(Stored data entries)
-=-=-=-=-

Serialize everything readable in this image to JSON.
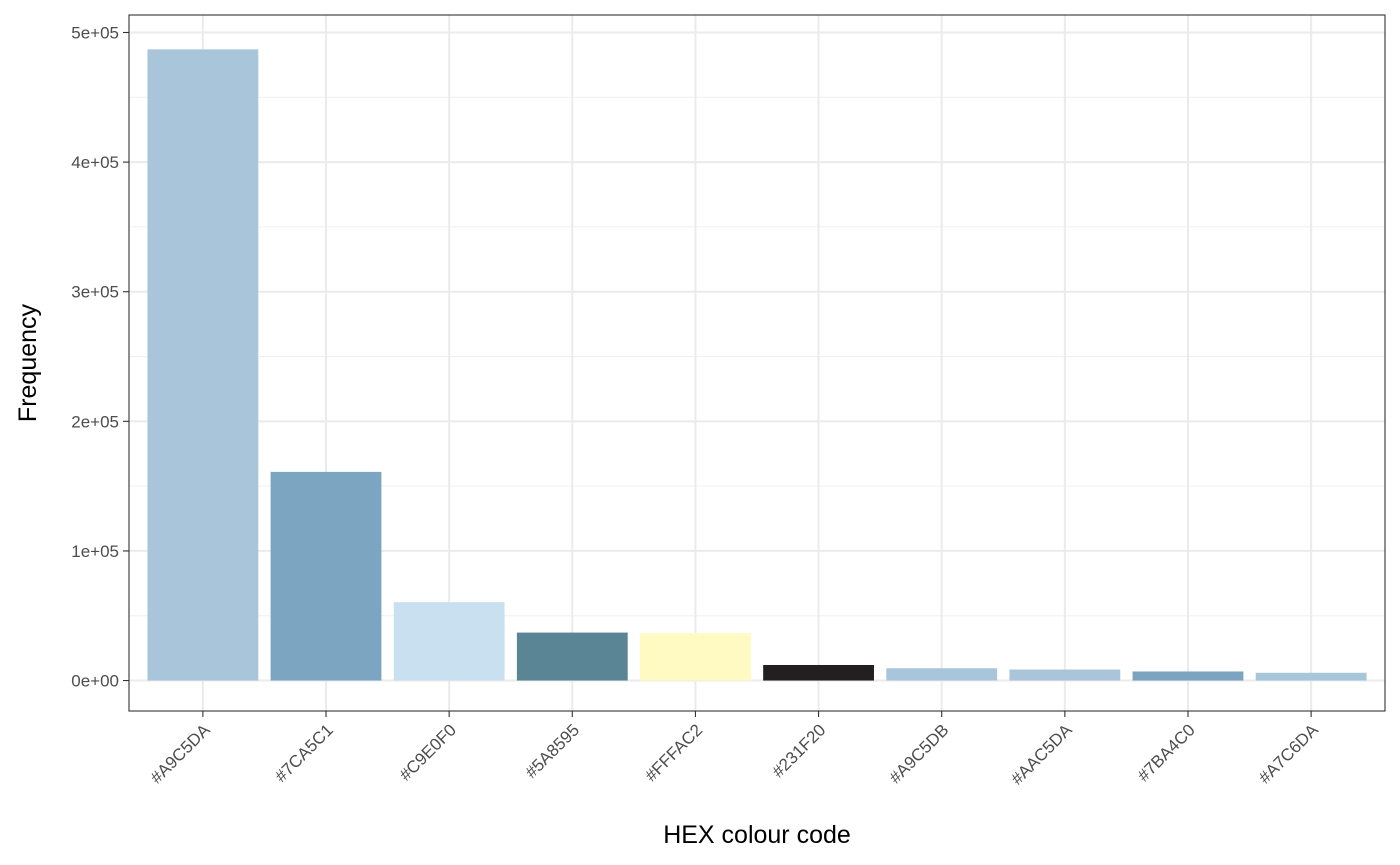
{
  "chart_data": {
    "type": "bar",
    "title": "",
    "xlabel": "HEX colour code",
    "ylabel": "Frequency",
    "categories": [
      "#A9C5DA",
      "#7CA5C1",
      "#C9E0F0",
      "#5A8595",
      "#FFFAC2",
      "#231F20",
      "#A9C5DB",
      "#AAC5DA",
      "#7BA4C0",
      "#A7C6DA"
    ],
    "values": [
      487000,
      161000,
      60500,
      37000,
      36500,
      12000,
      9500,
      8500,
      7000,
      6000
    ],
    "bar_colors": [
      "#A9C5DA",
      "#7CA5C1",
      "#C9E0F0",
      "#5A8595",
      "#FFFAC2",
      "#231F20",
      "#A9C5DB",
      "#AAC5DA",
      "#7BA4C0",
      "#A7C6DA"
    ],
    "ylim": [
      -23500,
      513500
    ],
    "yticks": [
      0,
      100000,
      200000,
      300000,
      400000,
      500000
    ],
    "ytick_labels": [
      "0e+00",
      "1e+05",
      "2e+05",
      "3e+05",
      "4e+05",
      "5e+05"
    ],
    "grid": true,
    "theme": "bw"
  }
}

-=-=-=-=-

Task requirements
Repeat the listing above exactly, with no pictures.

Written response
Serialize everything readable in this image to JSON.
{
  "chart_data": {
    "type": "bar",
    "title": "",
    "xlabel": "HEX colour code",
    "ylabel": "Frequency",
    "categories": [
      "#A9C5DA",
      "#7CA5C1",
      "#C9E0F0",
      "#5A8595",
      "#FFFAC2",
      "#231F20",
      "#A9C5DB",
      "#AAC5DA",
      "#7BA4C0",
      "#A7C6DA"
    ],
    "values": [
      487000,
      161000,
      60500,
      37000,
      36500,
      12000,
      9500,
      8500,
      7000,
      6000
    ],
    "bar_colors": [
      "#A9C5DA",
      "#7CA5C1",
      "#C9E0F0",
      "#5A8595",
      "#FFFAC2",
      "#231F20",
      "#A9C5DB",
      "#AAC5DA",
      "#7BA4C0",
      "#A7C6DA"
    ],
    "ylim": [
      -23500,
      513500
    ],
    "yticks": [
      0,
      100000,
      200000,
      300000,
      400000,
      500000
    ],
    "ytick_labels": [
      "0e+00",
      "1e+05",
      "2e+05",
      "3e+05",
      "4e+05",
      "5e+05"
    ],
    "grid": true,
    "theme": "bw"
  }
}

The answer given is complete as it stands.